▸ **PROVIDED PASSAGE**

::::

64 Amending particular documents

  1. The tribunal may, at any time in a proceeding, make an order requiring that a relevant document be amended.”
  1. [9]
    Schedule 3 of the QCAT Act contends various definitions, including “proceeding” which is defined as follows:

proceeding

  1. generally—means a proceeding before the tribunal, including an appeal before the appeal tribunal and a proceeding relating to an application for leave to appeal to the appeal tribunal; or
  2. for chapter 7—see section 244.”
  1. [10]
    The LSC submits that:
    1. The Tribunal has power to grant leave to amend or vary which is exercisable at any stage during the hearing, whether at first instance or on appeal.
    2. The QCAT Act does not identify that the power is exercised differently or there are different considerations depending on whether the power is exercised before or after a discipline application has been heard and determined at first instance.
  1. [11]
    The LSC also relies on the decision of Hon Peter Lyons KC, Judicial Member, in Legal Services Commissioner v Sewell [2023] QCAT 94 in respect of the exercise of the power in s 455 of the LP Act. In that case, the issue arose in the course of the hearing after evidence was introduced that gave rise to a basis for the charges to be varied to allege dishonesty.
  2. [12]
    Relevantly, in granting leave the Tribunal stated:

[7] Section 455 of the LP Act permits the Tribunal to vary a discipline application by, inter alia, including allegations, if the Tribunal is satisfied that it is reasonable to do so having regard to all the circumstances. It is necessary to have regard to whether varying the discipline application will affect the fairness of the proceeding.

  1. [8]
    The applicant submitted that the basis for the allegations of dishonesty to be made against the respondent is found in emails sent by the respondent; the respondent would have the opportunity to engage with the new allegations; and it is difficult to see how the respondent could provide a rational explanation for making the statements honestly, or to see any basis for making them.
  2. [9]
    The proposed amendments to the discipline application reflect matters apparent in the material already before the Tribunal. Generally, that material originates with the respondent. The factual basis for the new allegations is found in matters well known to the respondent, and she should be able to deal with them without the need for further investigation. Generally, where it becomes apparent that alleged misconduct of a practitioner involves dishonesty, that is something which the Tribunal should not ignore, at least when a practitioner will be given a fair opportunity to deal with the issue. In the present case, in view of the serious allegations which the respondent has made against a judicial officer and other members of the profession, there is additional reason to consider the issue of the practitioner’s honesty in making them. While it is true that the allegations raised by the variations to the application are raised at a late stage of the proceedings, that does not warrant a refusal of the application. There is no reason to think that the fairness of the proceeding will be affected. There is the additional consideration that the application is not opposed.”

::::

▸ **Item position entries**
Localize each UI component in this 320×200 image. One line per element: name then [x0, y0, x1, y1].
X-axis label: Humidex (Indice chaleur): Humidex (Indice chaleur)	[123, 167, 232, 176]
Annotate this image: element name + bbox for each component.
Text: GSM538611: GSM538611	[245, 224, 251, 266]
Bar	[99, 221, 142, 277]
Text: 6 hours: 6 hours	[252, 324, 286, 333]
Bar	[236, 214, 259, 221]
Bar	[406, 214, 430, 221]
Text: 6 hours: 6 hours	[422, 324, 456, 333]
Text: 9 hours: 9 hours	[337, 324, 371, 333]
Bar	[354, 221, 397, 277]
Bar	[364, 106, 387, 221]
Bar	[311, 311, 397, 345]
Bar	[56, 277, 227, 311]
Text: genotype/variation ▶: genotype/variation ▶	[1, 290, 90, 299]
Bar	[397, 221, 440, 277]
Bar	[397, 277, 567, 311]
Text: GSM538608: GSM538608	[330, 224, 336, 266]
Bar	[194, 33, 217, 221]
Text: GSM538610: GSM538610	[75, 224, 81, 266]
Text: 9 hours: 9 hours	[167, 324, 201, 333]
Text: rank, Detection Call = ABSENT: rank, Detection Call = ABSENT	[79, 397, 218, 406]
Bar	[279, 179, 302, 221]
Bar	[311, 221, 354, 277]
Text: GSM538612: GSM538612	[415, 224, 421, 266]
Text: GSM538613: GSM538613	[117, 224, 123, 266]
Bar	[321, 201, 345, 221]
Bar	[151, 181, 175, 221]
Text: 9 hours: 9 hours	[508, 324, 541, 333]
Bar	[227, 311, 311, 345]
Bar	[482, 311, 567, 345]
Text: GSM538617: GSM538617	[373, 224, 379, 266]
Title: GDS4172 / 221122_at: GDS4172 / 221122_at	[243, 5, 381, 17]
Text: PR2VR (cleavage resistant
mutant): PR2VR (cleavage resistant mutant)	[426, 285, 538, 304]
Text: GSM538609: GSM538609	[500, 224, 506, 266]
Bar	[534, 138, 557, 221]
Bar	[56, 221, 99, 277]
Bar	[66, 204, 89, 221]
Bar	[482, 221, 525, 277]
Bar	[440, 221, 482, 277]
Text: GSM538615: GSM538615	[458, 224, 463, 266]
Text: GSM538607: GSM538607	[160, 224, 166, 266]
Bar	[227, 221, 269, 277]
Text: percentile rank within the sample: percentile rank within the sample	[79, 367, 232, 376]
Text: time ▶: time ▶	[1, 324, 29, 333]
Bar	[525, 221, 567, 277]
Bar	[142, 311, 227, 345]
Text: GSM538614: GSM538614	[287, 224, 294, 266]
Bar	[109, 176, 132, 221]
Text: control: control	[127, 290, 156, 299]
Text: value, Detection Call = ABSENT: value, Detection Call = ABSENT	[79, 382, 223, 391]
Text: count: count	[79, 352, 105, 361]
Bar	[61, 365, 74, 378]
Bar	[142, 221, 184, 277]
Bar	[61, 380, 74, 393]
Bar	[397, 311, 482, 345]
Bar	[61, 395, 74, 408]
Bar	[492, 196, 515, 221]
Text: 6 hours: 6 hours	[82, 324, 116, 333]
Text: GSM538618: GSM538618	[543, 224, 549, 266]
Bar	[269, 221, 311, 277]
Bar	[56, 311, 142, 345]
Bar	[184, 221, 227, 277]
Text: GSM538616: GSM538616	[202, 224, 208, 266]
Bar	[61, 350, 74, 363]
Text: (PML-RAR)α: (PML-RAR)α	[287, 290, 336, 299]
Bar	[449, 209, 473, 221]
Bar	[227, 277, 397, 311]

::::

▸ **WHAT YOU NEED TO DO**
1. According to the passage on amending discipline applications, what did the applicant submit in paragraph [8]? List each point.
2. In the passage on amending discipline applications, which decision does the LSC rely on for the exercise of the power in s 455 of the LP Act?
3. Reproduce the part of the passage on amending discipline applications that opens with the words containing "64 Amending particular" and closes with "or on appeal.".

▸ **THE SOLUTIONS**
1.
- The basis for the allegations of dishonesty against the respondent is found in emails sent by the respondent.
- The respondent would have the opportunity to engage with the new allegations.
- It is difficult to see how the respondent could provide a rational explanation for making the statements honestly, or to see any basis for making them.

2. Legal Services Commissioner v Sewell [2023] QCAT 94, a decision of Hon Peter Lyons KC, Judicial Member.

3.
64 Amending particular documents

  1. The tribunal may, at any time in a proceeding, make an order requiring that a relevant document be amended.”
  1. [9]
    Schedule 3 of the QCAT Act contends various definitions, including “proceeding” which is defined as follows:

proceeding

  1. generally—means a proceeding before the tribunal, including an appeal before the appeal tribunal and a proceeding relating to an application for leave to appeal to the appeal tribunal; or
  2. for chapter 7—see section 244.”
  1. [10]
    The LSC submits that:
    1. The Tribunal has power to grant leave to amend or vary which is exercisable at any stage during the hearing, whether at first instance or on appeal.